_REQUIRED WORK_
What number of lines in the material contain the word "Kobe"? Give that number alone.

(Stored entries)
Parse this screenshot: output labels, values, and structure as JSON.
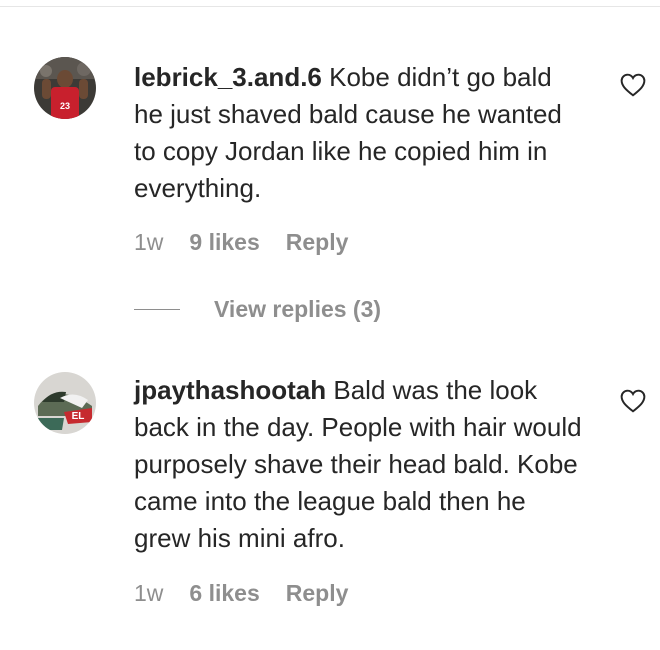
{
  "comments": [
    {
      "username": "lebrick_3.and.6",
      "text": "Kobe didn’t go bald he just shaved bald cause he wanted to copy Jordan like he copied him in everything.",
      "time": "1w",
      "likes": "9 likes",
      "reply": "Reply",
      "avatar_icon": "avatar-basketball-player-red-jersey",
      "view_replies": "View replies (3)"
    },
    {
      "username": "jpaythashootah",
      "text": "Bald was the look back in the day. People with hair would purposely shave their head bald. Kobe came into the league bald then he grew his mini afro.",
      "time": "1w",
      "likes": "6 likes",
      "reply": "Reply",
      "avatar_icon": "avatar-sneakers"
    }
  ],
  "icons": {
    "like": "heart-outline-icon"
  },
  "colors": {
    "text": "#262626",
    "secondary": "#8e8e8e",
    "divider": "#e6e6e6"
  }
}
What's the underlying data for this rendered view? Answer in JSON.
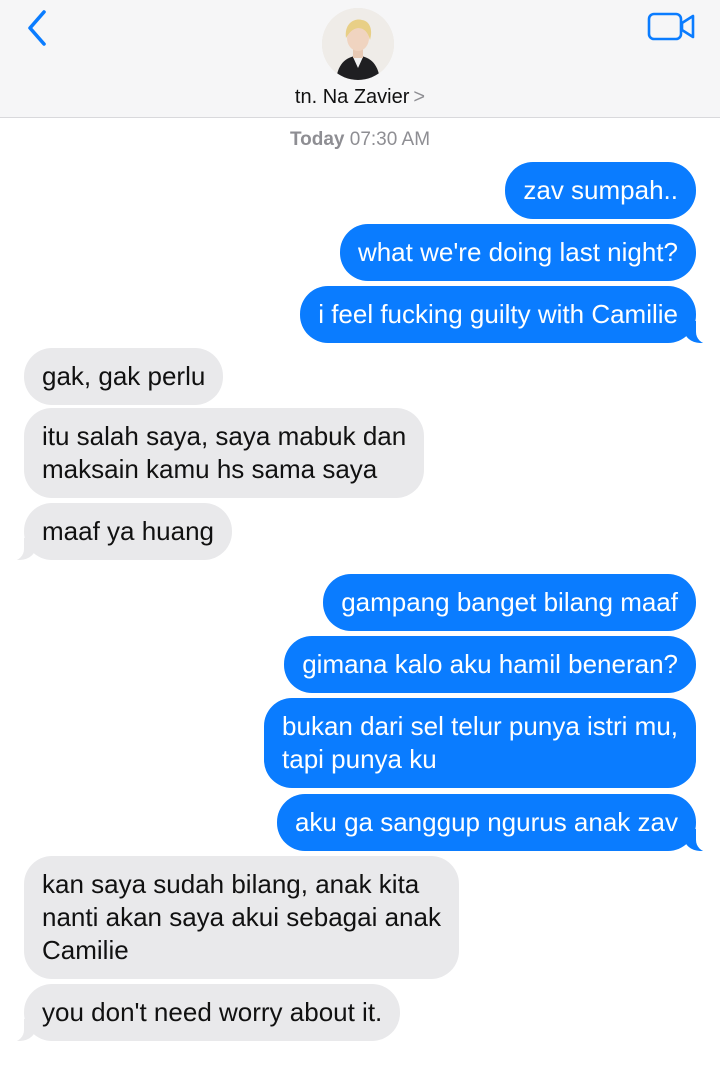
{
  "header": {
    "contact_name": "tn. Na Zavier",
    "contact_chevron": ">",
    "back_icon": "chevron-left-icon",
    "video_icon": "video-camera-icon",
    "accent_color": "#0a7cff"
  },
  "thread": {
    "timestamp_day": "Today",
    "timestamp_time": "07:30 AM",
    "messages": [
      {
        "from": "me",
        "text": "zav sumpah.."
      },
      {
        "from": "me",
        "text": "what we're doing last night?"
      },
      {
        "from": "me",
        "text": "i feel fucking guilty with Camilie"
      },
      {
        "from": "them",
        "text": "gak, gak perlu"
      },
      {
        "from": "them",
        "text": "itu salah saya, saya mabuk dan\nmaksain kamu hs sama saya"
      },
      {
        "from": "them",
        "text": "maaf ya huang"
      },
      {
        "from": "me",
        "text": "gampang banget bilang maaf"
      },
      {
        "from": "me",
        "text": "gimana kalo aku hamil beneran?"
      },
      {
        "from": "me",
        "text": "bukan dari sel telur punya istri mu,\ntapi punya ku"
      },
      {
        "from": "me",
        "text": "aku ga sanggup ngurus anak zav"
      },
      {
        "from": "them",
        "text": "kan saya sudah bilang, anak kita\nnanti akan saya akui sebagai anak\nCamilie"
      },
      {
        "from": "them",
        "text": "you don't need worry about it."
      }
    ]
  }
}
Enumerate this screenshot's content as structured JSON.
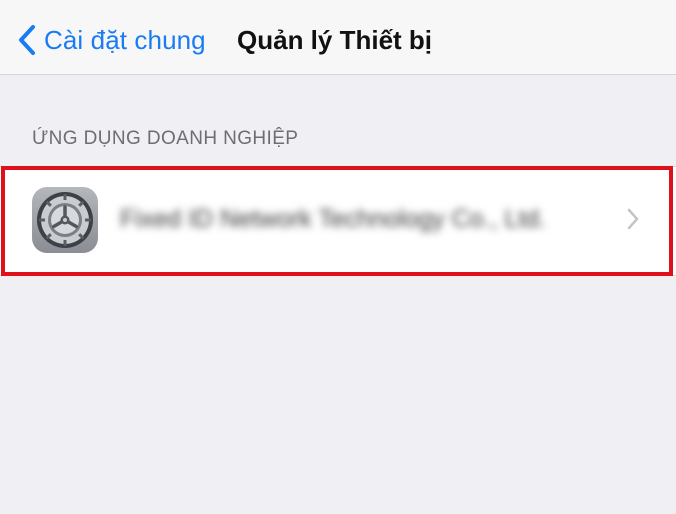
{
  "navbar": {
    "back_label": "Cài đặt chung",
    "title": "Quản lý Thiết bị",
    "back_icon": "chevron-left-icon"
  },
  "section": {
    "header": "ỨNG DỤNG DOANH NGHIỆP"
  },
  "list": {
    "items": [
      {
        "label": "Fixed ID Network Technology Co., Ltd.",
        "icon": "settings-gear-icon",
        "disclosure_icon": "chevron-right-icon"
      }
    ]
  },
  "colors": {
    "accent": "#1a7cf3",
    "highlight": "#e0101a",
    "background": "#efeff4"
  }
}
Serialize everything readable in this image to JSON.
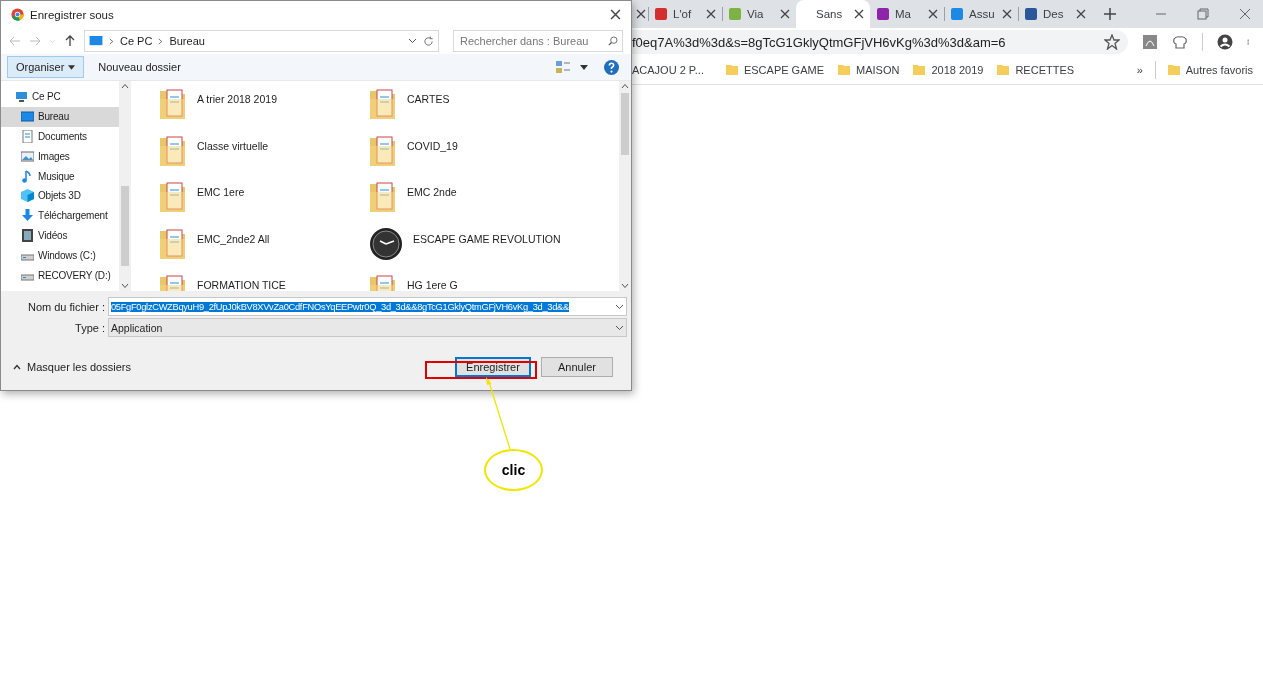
{
  "browser": {
    "tabs": [
      {
        "selected": false
      },
      {
        "title": "L'of",
        "selected": false,
        "color": "#d32f2f"
      },
      {
        "title": "Via",
        "selected": false,
        "color": "#7cb342"
      },
      {
        "title": "Sans",
        "selected": true
      },
      {
        "title": "Ma",
        "selected": false,
        "color": "#8e24aa"
      },
      {
        "title": "Assu",
        "selected": false,
        "color": "#1e88e5"
      },
      {
        "title": "Des",
        "selected": false,
        "color": "#2b579a"
      }
    ],
    "address": "f0eq7A%3d%3d&s=8gTcG1GklyQtmGFjVH6vKg%3d%3d&am=6",
    "bookmarks": [
      {
        "label": "ACAJOU 2 P...",
        "kind": "link"
      },
      {
        "label": "ESCAPE GAME",
        "kind": "folder"
      },
      {
        "label": "MAISON",
        "kind": "folder"
      },
      {
        "label": "2018 2019",
        "kind": "folder"
      },
      {
        "label": "RECETTES",
        "kind": "folder"
      }
    ],
    "overflow": "»",
    "other_bookmarks": "Autres favoris"
  },
  "dialog": {
    "title": "Enregistrer sous",
    "breadcrumb": [
      "Ce PC",
      "Bureau"
    ],
    "search": {
      "placeholder": "Rechercher dans : Bureau"
    },
    "toolbar": {
      "organize": "Organiser",
      "new_folder": "Nouveau dossier"
    },
    "sidebar": {
      "items": [
        {
          "label": "Ce PC",
          "kind": "pc",
          "selected": false,
          "children": [
            {
              "label": "Bureau",
              "kind": "desktop",
              "selected": true
            },
            {
              "label": "Documents",
              "kind": "documents",
              "selected": false
            },
            {
              "label": "Images",
              "kind": "images",
              "selected": false
            },
            {
              "label": "Musique",
              "kind": "music",
              "selected": false
            },
            {
              "label": "Objets 3D",
              "kind": "objects3d",
              "selected": false
            },
            {
              "label": "Téléchargement",
              "kind": "downloads",
              "selected": false
            },
            {
              "label": "Vidéos",
              "kind": "videos",
              "selected": false
            },
            {
              "label": "Windows (C:)",
              "kind": "drive",
              "selected": false
            },
            {
              "label": "RECOVERY (D:)",
              "kind": "drive",
              "selected": false
            }
          ]
        }
      ]
    },
    "files": [
      {
        "name": "A trier 2018 2019",
        "kind": "folder"
      },
      {
        "name": "CARTES",
        "kind": "folder"
      },
      {
        "name": "Classe virtuelle",
        "kind": "folder"
      },
      {
        "name": "COVID_19",
        "kind": "folder"
      },
      {
        "name": "EMC 1ere",
        "kind": "folder"
      },
      {
        "name": "EMC 2nde",
        "kind": "folder"
      },
      {
        "name": "EMC_2nde2 All",
        "kind": "folder"
      },
      {
        "name": "ESCAPE GAME REVOLUTION",
        "kind": "app"
      },
      {
        "name": "FORMATION TICE",
        "kind": "folder"
      },
      {
        "name": "HG 1ere G",
        "kind": "folder"
      }
    ],
    "file_name": {
      "label": "Nom du fichier :",
      "value": "05FgF0glzCWZBqyuH9_2fUpJ0kBV8XVvZa0CdfFNOsYqEEPwtr0Q_3d_3d&&8gTcG1GklyQtmGFjVH6vKg_3d_3d&&",
      "selected": true
    },
    "file_type": {
      "label": "Type :",
      "value": "Application"
    },
    "hide_folders": "Masquer les dossiers",
    "buttons": [
      {
        "label": "Enregistrer",
        "default": true
      },
      {
        "label": "Annuler",
        "default": false
      }
    ]
  },
  "annotation": {
    "label": "clic"
  }
}
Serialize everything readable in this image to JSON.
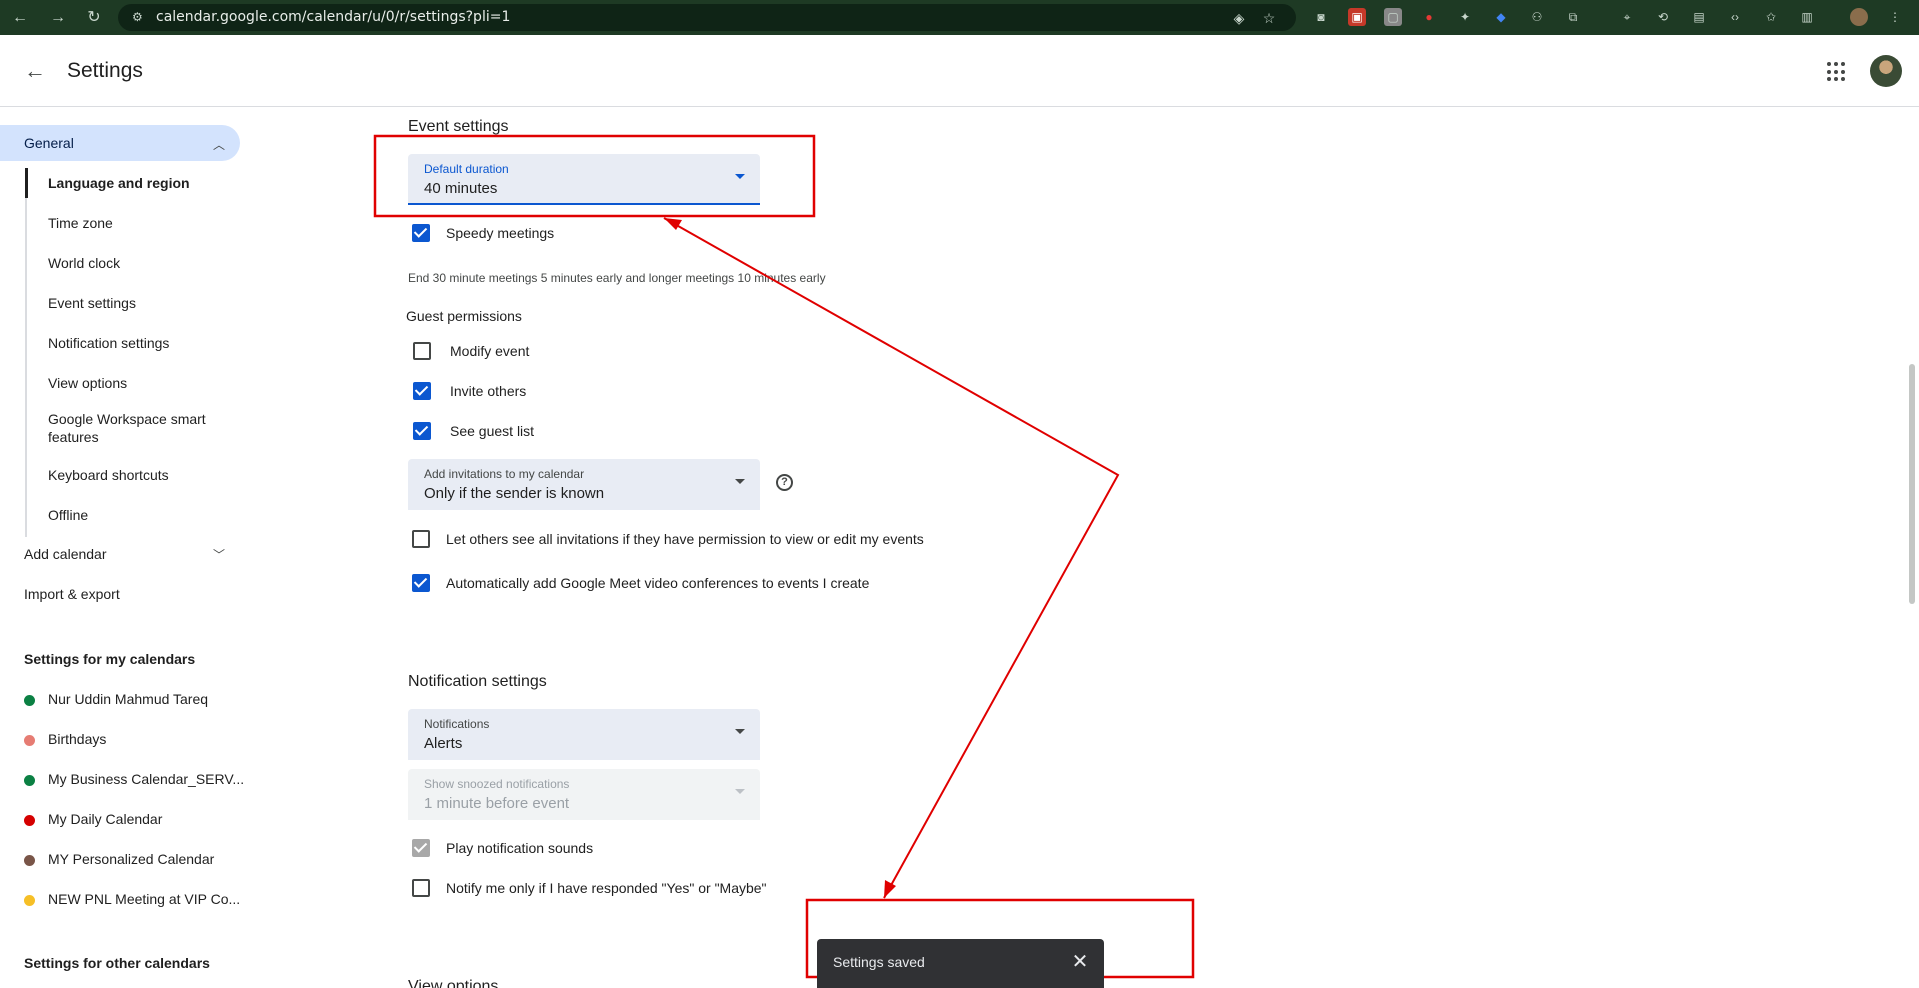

_FULL ANSWER_
2